WRITTEN EXERCISE: Report every line in the listing that contains the string "this".

SUPPLIED RECORDS:
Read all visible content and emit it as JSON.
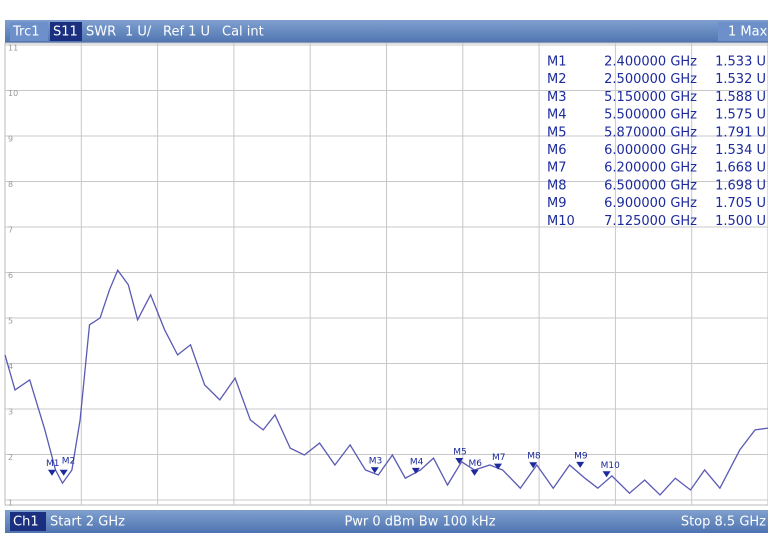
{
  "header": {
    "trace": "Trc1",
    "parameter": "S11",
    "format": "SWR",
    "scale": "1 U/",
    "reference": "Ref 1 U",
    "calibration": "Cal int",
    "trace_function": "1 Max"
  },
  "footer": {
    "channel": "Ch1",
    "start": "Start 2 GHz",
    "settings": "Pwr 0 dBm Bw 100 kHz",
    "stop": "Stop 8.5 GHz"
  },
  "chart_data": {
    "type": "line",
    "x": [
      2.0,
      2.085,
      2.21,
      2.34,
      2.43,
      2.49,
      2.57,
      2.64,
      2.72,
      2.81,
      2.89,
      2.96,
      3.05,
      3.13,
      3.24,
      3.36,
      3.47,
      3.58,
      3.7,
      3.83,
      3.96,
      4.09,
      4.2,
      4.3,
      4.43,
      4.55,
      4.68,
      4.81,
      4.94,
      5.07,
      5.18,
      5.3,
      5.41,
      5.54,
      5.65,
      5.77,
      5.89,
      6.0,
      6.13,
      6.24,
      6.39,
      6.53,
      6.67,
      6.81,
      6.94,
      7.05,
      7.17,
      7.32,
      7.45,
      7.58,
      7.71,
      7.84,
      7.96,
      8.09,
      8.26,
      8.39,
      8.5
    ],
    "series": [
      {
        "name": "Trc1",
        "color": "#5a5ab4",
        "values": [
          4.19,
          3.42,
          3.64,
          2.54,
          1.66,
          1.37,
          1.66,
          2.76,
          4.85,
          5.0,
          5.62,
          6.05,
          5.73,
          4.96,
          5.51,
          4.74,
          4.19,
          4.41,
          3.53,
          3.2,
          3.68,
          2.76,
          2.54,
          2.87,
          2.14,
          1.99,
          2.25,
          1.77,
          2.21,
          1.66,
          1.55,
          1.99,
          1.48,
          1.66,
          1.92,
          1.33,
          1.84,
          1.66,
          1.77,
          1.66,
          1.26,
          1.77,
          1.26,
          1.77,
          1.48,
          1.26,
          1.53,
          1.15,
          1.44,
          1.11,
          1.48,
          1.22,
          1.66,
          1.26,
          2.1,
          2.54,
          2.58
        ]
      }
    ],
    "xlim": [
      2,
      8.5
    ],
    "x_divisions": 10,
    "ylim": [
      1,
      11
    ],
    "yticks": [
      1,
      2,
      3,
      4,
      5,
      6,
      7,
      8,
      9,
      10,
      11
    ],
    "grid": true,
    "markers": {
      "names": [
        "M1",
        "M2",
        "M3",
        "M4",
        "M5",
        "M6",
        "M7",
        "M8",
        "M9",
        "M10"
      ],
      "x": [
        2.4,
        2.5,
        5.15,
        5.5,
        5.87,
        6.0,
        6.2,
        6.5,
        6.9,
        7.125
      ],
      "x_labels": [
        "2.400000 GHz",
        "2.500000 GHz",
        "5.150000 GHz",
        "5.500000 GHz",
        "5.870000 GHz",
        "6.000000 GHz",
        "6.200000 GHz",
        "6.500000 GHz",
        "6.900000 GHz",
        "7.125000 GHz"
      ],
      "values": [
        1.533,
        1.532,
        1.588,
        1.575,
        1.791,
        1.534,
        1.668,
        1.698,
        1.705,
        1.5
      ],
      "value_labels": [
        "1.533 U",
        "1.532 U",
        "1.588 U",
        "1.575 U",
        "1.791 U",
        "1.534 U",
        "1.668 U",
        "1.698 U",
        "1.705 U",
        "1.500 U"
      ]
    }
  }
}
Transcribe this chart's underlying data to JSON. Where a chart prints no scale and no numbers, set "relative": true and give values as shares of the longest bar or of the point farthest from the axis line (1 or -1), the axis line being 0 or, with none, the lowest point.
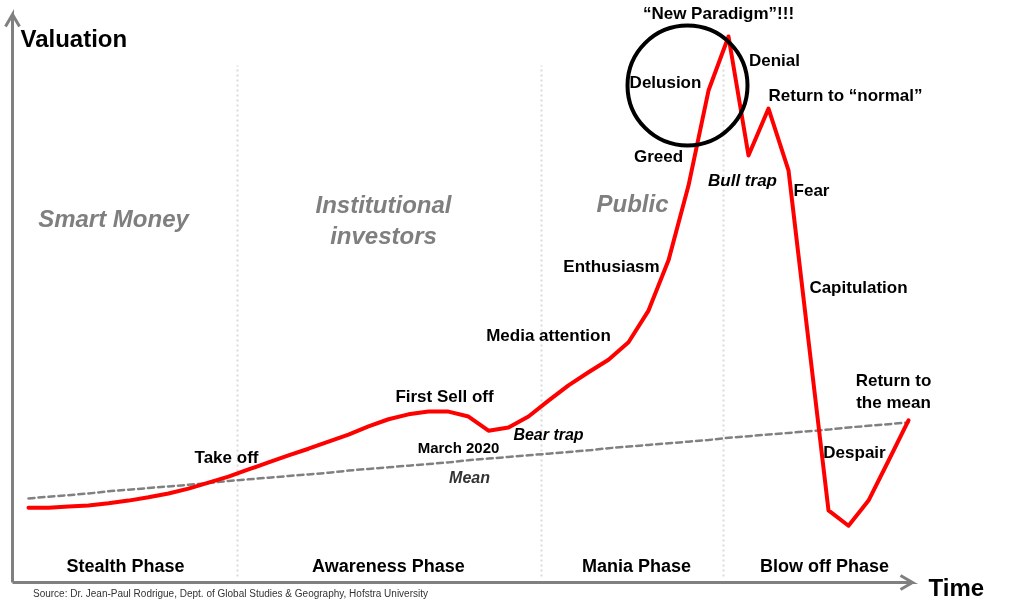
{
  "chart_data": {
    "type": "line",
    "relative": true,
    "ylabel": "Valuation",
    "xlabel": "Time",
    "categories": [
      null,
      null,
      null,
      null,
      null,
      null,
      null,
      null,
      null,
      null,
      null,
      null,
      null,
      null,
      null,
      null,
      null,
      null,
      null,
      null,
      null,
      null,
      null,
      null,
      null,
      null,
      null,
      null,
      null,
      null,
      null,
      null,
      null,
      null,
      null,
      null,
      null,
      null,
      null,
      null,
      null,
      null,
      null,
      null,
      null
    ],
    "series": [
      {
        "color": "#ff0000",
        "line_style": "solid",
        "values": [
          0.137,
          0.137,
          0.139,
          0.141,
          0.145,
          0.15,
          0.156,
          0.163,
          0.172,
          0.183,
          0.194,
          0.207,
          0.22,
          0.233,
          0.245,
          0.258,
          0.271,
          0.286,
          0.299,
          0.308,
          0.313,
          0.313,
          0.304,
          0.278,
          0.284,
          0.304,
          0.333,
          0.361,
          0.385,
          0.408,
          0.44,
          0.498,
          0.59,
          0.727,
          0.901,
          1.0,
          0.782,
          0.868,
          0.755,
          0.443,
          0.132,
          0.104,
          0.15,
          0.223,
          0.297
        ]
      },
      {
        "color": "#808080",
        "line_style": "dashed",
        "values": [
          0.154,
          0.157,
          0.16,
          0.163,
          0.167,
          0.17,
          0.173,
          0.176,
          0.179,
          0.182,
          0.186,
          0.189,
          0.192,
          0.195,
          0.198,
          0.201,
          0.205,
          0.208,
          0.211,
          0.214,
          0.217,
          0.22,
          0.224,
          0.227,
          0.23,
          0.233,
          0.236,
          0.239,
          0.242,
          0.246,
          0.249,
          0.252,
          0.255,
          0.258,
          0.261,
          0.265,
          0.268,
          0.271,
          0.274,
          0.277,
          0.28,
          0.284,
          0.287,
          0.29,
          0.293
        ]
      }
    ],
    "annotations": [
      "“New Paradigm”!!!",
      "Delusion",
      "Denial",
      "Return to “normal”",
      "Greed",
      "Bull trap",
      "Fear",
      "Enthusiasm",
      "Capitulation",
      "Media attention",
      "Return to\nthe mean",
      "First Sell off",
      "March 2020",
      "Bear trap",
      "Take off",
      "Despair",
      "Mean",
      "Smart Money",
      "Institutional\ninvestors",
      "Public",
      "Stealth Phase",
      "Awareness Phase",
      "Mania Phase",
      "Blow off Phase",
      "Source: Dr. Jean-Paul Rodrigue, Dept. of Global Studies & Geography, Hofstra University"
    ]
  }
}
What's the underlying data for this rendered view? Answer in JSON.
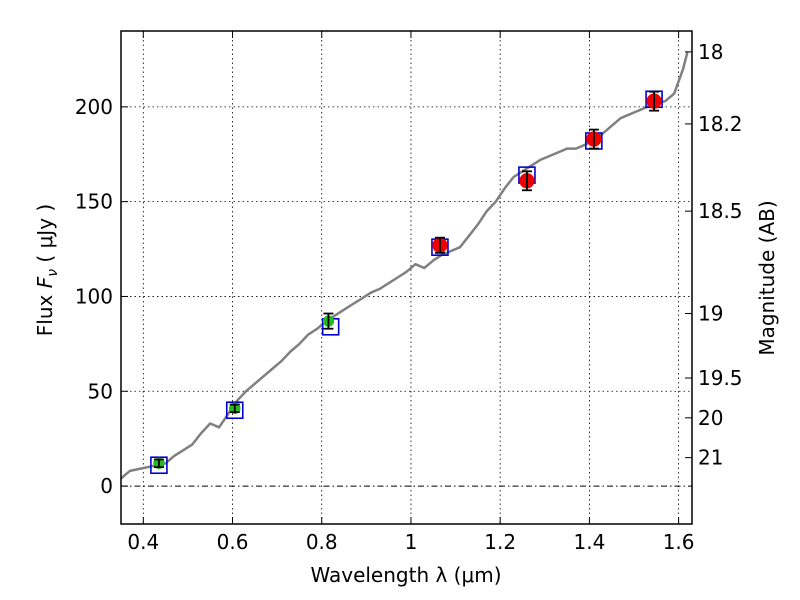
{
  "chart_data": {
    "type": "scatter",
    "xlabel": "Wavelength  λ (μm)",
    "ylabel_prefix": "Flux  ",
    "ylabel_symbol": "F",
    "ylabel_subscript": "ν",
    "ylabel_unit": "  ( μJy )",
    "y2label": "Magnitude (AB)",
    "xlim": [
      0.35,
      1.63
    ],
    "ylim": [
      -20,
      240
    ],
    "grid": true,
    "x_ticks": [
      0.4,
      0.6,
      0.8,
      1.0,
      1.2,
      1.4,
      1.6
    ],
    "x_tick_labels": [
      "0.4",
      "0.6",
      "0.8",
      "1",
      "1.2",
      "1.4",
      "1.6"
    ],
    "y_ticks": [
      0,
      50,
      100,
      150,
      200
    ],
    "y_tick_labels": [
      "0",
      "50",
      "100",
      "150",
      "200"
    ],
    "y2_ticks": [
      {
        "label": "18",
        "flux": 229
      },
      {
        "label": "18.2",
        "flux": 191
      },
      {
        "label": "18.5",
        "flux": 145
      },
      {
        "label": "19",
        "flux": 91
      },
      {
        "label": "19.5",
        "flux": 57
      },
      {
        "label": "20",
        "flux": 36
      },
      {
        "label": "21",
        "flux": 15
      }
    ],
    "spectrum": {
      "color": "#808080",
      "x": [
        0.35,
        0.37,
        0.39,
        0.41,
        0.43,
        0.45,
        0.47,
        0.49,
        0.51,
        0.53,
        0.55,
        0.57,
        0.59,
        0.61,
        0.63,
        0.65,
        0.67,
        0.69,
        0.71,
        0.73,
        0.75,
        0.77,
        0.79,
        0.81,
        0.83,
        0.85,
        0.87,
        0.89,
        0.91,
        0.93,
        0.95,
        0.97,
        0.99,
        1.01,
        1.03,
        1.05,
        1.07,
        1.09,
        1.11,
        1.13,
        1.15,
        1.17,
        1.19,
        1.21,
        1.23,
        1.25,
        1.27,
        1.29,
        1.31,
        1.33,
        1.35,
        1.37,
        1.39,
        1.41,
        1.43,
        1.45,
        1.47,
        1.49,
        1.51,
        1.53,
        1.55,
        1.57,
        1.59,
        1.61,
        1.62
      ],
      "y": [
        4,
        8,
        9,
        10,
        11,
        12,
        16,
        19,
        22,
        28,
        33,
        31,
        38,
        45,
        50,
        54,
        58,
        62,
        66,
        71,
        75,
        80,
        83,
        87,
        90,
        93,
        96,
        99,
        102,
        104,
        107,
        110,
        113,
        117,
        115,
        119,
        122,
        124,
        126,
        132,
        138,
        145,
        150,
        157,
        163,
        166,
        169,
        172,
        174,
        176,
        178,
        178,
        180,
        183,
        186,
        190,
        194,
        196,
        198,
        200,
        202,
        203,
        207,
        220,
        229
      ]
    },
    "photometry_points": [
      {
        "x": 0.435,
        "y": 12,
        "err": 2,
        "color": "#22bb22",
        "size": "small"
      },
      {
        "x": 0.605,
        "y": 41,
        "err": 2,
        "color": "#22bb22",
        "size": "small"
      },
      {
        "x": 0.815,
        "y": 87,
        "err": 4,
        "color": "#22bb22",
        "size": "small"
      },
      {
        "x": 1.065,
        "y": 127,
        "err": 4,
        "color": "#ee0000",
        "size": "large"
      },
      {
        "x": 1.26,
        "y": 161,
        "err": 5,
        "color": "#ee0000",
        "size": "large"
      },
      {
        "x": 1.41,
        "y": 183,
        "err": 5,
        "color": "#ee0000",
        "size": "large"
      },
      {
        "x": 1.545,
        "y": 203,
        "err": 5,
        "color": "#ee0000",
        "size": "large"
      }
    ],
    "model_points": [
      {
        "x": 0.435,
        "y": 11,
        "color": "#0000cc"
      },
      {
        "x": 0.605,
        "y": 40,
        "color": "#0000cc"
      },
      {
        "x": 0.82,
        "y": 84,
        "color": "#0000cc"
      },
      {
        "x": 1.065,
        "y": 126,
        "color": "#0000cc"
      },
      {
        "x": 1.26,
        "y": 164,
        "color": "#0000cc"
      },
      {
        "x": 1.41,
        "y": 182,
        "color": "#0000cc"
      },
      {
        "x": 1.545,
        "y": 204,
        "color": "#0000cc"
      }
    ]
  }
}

COMPLETE ANSWER:
Transcribe this chart's underlying data to JSON. Where a chart prints no scale and no numbers, set "relative": true and give values as shares of the longest bar or of the point farthest from the axis line (1 or -1), the axis line being 0 or, with none, the lowest point.
What's the underlying data for this rendered view? Answer in JSON.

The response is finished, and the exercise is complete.